[Chart and figure data]
☆ ☆ ☆

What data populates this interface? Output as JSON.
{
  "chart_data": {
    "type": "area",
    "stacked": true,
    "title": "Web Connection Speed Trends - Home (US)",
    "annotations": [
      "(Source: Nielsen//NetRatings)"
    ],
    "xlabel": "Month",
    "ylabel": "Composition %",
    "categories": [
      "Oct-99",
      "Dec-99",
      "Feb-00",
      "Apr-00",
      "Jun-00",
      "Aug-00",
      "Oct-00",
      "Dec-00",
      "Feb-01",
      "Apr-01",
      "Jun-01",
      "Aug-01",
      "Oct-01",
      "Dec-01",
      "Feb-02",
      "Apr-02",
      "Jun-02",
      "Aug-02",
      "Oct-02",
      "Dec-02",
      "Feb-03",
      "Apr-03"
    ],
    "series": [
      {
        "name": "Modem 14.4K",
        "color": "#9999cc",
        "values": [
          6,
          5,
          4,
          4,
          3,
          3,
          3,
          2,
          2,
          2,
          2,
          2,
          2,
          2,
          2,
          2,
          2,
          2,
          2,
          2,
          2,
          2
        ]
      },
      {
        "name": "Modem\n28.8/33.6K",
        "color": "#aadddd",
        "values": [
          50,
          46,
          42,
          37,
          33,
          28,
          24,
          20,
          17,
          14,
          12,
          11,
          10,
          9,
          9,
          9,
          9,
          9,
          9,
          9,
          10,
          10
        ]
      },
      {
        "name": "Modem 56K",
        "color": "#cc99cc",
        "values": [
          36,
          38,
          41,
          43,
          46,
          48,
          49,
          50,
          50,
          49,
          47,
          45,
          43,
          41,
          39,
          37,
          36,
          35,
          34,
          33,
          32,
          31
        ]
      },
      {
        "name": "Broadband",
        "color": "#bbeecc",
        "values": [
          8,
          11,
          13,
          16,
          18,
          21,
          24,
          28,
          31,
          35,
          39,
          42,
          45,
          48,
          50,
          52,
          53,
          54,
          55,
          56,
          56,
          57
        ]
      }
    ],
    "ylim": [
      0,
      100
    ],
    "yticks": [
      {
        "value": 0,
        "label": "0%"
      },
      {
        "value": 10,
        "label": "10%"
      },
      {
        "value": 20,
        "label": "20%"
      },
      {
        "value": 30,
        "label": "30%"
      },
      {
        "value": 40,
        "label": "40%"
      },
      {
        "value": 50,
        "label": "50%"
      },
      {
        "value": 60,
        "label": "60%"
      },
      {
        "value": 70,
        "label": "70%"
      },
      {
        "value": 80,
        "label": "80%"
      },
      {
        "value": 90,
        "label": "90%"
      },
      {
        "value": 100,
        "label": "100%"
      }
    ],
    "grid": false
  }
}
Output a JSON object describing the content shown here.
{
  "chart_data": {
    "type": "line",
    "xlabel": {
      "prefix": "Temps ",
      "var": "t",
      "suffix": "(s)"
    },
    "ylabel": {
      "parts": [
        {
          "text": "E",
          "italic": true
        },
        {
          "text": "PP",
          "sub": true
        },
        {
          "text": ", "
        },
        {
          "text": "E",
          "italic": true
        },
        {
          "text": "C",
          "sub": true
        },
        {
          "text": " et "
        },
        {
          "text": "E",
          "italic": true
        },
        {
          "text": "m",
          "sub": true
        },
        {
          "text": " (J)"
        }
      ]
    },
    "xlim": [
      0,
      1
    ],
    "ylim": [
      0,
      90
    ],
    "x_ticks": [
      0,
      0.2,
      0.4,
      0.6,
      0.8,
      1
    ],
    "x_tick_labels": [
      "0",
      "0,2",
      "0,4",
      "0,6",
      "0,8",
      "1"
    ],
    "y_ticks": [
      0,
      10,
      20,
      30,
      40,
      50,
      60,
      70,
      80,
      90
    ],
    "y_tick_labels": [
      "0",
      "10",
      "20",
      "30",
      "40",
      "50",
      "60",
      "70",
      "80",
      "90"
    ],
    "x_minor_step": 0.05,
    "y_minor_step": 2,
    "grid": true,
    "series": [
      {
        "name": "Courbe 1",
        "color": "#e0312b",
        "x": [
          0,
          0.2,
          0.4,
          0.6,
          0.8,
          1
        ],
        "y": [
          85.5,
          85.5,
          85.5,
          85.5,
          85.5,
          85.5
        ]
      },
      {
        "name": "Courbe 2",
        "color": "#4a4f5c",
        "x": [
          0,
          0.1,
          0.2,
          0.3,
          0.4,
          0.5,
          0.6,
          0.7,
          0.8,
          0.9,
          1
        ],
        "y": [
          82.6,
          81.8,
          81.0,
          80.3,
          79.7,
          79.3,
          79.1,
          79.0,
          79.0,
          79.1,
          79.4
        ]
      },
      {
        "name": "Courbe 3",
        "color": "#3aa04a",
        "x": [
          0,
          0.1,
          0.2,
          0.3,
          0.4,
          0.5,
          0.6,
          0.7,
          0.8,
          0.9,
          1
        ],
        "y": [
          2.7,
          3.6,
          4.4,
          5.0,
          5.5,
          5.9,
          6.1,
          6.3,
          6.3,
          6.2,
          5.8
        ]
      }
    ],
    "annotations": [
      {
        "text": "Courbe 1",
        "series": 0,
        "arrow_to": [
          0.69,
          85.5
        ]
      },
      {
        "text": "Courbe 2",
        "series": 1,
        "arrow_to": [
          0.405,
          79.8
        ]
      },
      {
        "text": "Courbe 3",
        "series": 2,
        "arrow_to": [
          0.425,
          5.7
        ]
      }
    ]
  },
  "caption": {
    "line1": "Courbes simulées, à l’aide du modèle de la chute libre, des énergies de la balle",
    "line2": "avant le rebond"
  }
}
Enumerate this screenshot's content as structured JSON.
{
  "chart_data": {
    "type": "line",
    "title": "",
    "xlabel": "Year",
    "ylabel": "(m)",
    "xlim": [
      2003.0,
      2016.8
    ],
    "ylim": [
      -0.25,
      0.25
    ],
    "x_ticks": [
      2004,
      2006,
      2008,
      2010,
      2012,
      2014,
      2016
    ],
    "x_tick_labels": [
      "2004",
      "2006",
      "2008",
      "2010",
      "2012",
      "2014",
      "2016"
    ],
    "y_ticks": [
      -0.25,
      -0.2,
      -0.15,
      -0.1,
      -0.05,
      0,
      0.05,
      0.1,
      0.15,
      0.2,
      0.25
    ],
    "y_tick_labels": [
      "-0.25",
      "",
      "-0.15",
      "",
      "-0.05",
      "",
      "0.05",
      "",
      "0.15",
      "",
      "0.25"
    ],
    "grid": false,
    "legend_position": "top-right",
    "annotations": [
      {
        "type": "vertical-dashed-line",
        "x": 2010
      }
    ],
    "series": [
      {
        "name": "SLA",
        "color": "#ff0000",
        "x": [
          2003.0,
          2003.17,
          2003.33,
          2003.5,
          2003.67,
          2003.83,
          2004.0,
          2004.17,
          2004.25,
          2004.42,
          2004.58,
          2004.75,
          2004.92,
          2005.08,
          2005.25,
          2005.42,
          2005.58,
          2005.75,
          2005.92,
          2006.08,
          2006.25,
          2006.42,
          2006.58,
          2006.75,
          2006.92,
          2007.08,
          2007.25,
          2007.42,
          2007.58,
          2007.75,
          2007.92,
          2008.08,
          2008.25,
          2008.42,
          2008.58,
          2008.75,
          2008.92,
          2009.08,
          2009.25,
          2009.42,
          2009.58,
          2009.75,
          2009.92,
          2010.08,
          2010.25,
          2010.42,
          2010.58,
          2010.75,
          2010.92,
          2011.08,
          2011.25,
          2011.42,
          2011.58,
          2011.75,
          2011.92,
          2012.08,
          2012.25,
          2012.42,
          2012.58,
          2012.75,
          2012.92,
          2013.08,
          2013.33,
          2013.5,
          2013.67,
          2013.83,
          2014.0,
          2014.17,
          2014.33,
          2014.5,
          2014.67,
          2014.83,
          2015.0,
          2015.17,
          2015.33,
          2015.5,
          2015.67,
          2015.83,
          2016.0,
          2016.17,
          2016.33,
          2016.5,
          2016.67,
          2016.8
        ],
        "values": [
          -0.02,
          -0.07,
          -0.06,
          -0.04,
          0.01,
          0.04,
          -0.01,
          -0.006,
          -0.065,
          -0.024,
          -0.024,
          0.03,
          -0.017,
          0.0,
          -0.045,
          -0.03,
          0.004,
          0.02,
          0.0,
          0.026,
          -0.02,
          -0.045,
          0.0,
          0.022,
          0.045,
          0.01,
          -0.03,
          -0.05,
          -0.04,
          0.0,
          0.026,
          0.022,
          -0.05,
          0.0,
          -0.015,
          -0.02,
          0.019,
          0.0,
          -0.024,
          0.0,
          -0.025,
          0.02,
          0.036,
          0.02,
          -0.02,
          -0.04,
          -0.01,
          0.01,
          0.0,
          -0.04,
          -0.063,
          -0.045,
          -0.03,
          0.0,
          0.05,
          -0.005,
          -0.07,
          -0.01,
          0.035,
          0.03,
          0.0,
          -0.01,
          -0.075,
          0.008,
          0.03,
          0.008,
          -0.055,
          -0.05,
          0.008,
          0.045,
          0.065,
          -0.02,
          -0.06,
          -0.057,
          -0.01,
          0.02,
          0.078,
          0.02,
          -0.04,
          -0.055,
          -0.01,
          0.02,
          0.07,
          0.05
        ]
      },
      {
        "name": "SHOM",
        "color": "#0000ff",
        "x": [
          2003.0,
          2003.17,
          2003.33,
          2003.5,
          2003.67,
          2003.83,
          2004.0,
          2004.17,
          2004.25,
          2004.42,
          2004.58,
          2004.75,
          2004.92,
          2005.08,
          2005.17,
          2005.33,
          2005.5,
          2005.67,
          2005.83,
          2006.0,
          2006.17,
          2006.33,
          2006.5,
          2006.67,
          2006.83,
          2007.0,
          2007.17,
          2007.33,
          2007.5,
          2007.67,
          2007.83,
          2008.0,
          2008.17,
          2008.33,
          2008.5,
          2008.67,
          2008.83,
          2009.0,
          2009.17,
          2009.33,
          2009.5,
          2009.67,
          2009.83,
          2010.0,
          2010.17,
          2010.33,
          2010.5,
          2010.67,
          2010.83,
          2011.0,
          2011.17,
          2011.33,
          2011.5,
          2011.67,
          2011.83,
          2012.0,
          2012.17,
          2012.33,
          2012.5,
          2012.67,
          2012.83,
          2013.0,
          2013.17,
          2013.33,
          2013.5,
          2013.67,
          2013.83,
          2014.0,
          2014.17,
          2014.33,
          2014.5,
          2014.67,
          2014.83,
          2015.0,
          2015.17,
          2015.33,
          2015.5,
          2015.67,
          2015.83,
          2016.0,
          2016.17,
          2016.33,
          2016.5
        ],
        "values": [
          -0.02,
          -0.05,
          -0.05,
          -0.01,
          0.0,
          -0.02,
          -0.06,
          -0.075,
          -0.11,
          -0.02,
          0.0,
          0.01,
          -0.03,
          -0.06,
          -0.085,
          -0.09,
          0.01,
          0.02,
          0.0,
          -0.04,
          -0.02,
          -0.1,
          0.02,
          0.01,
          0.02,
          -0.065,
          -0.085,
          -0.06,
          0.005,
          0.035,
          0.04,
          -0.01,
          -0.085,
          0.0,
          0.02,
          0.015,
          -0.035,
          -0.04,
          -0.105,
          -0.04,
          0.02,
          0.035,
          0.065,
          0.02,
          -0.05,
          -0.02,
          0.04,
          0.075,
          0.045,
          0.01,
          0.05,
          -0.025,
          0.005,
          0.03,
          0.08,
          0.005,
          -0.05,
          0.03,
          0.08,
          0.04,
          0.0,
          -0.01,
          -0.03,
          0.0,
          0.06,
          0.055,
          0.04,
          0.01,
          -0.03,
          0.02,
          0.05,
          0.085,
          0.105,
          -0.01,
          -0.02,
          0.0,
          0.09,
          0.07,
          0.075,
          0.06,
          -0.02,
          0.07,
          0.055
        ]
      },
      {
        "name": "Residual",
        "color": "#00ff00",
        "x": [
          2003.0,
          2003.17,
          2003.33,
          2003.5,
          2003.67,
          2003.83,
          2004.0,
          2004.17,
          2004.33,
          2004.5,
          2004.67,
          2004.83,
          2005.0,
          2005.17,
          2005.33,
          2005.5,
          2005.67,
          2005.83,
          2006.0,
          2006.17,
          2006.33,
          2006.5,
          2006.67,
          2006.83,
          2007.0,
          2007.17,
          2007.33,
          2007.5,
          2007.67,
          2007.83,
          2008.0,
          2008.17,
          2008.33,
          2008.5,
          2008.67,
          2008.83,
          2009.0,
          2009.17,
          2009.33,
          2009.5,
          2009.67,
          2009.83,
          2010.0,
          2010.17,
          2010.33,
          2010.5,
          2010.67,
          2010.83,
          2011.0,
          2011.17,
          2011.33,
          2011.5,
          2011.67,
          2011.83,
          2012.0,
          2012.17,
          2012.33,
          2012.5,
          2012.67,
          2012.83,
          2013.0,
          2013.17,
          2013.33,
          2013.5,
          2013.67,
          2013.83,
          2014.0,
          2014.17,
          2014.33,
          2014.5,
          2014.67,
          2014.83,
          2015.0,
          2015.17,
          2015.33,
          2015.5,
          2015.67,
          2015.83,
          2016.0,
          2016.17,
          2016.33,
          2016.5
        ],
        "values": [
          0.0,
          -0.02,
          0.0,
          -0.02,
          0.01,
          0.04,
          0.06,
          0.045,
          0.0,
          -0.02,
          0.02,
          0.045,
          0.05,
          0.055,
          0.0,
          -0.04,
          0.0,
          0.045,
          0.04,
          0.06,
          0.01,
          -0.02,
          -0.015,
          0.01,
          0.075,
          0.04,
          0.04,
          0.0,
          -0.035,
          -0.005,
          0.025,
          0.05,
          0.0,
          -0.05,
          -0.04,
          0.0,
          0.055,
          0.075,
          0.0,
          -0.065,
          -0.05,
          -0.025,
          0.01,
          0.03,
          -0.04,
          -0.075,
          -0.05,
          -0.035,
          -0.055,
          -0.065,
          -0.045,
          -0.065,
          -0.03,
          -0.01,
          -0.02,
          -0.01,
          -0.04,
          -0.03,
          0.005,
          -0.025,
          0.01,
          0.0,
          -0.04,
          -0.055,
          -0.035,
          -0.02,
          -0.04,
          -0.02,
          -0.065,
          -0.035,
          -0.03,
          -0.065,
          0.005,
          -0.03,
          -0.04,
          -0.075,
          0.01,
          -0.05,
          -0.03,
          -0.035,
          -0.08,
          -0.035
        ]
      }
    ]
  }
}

☆ ☆ ☆

• SHORT TASK:
Reproduce each line from the records that contains the word "Modem".

• RESPONSE TO THIS EXERCISE:
        "name": "Modem 14.4K",
        "name": "Modem\n28.8/33.6K",
        "name": "Modem 56K",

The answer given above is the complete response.